▶ **Given task**: Quote the records beneath, complete and exact. Leave out images.

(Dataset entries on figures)
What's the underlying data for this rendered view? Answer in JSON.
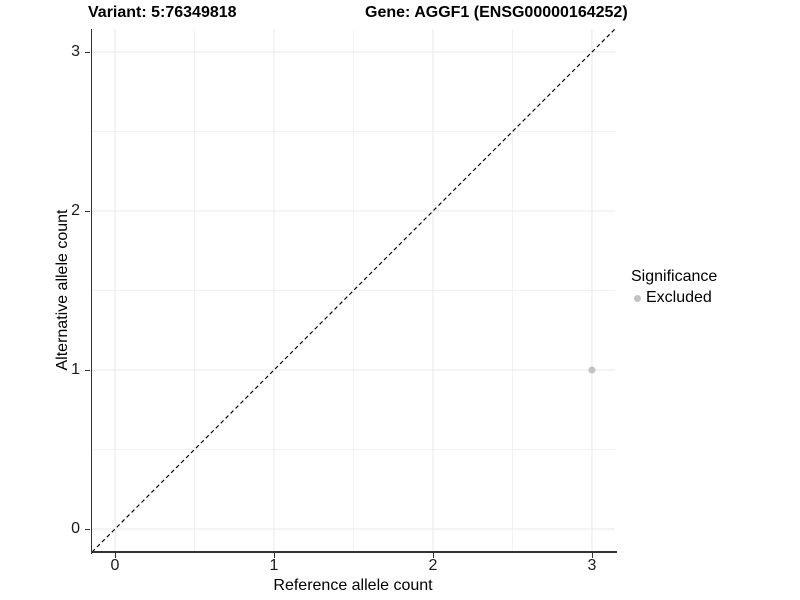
{
  "titles": {
    "left": "Variant: 5:76349818",
    "right": "Gene: AGGF1 (ENSG00000164252)"
  },
  "chart_data": {
    "type": "scatter",
    "title": "Variant: 5:76349818    Gene: AGGF1 (ENSG00000164252)",
    "xlabel": "Reference allele count",
    "ylabel": "Alternative allele count",
    "xlim": [
      -0.145,
      3.145
    ],
    "ylim": [
      -0.145,
      3.145
    ],
    "x_ticks": [
      0,
      1,
      2,
      3
    ],
    "y_ticks": [
      0,
      1,
      2,
      3
    ],
    "minor_breaks": [
      0.5,
      1.5,
      2.5
    ],
    "grid": true,
    "points": [
      {
        "x": 3,
        "y": 1,
        "series": "Excluded",
        "color": "#c2c2c2",
        "radius": 3.5
      }
    ],
    "abline": {
      "slope": 1,
      "intercept": 0,
      "style": "dashed",
      "color": "#000000",
      "dash": "4 3",
      "width": 1.2
    },
    "legend": {
      "title": "Significance",
      "position": "right",
      "items": [
        {
          "label": "Excluded",
          "color": "#c2c2c2"
        }
      ]
    },
    "colors": {
      "grid_major": "#e8e8e8",
      "grid_minor": "#f2f2f2",
      "axis": "#333333",
      "background": "#ffffff"
    }
  }
}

▶ **Written reply**:
What's the underlying data for this rendered view? Answer in JSON.
{
  "titles": {
    "left": "Variant: 5:76349818",
    "right": "Gene: AGGF1 (ENSG00000164252)"
  },
  "chart_data": {
    "type": "scatter",
    "title": "Variant: 5:76349818    Gene: AGGF1 (ENSG00000164252)",
    "xlabel": "Reference allele count",
    "ylabel": "Alternative allele count",
    "xlim": [
      -0.145,
      3.145
    ],
    "ylim": [
      -0.145,
      3.145
    ],
    "x_ticks": [
      0,
      1,
      2,
      3
    ],
    "y_ticks": [
      0,
      1,
      2,
      3
    ],
    "minor_breaks": [
      0.5,
      1.5,
      2.5
    ],
    "grid": true,
    "points": [
      {
        "x": 3,
        "y": 1,
        "series": "Excluded",
        "color": "#c2c2c2",
        "radius": 3.5
      }
    ],
    "abline": {
      "slope": 1,
      "intercept": 0,
      "style": "dashed",
      "color": "#000000",
      "dash": "4 3",
      "width": 1.2
    },
    "legend": {
      "title": "Significance",
      "position": "right",
      "items": [
        {
          "label": "Excluded",
          "color": "#c2c2c2"
        }
      ]
    },
    "colors": {
      "grid_major": "#e8e8e8",
      "grid_minor": "#f2f2f2",
      "axis": "#333333",
      "background": "#ffffff"
    }
  }
}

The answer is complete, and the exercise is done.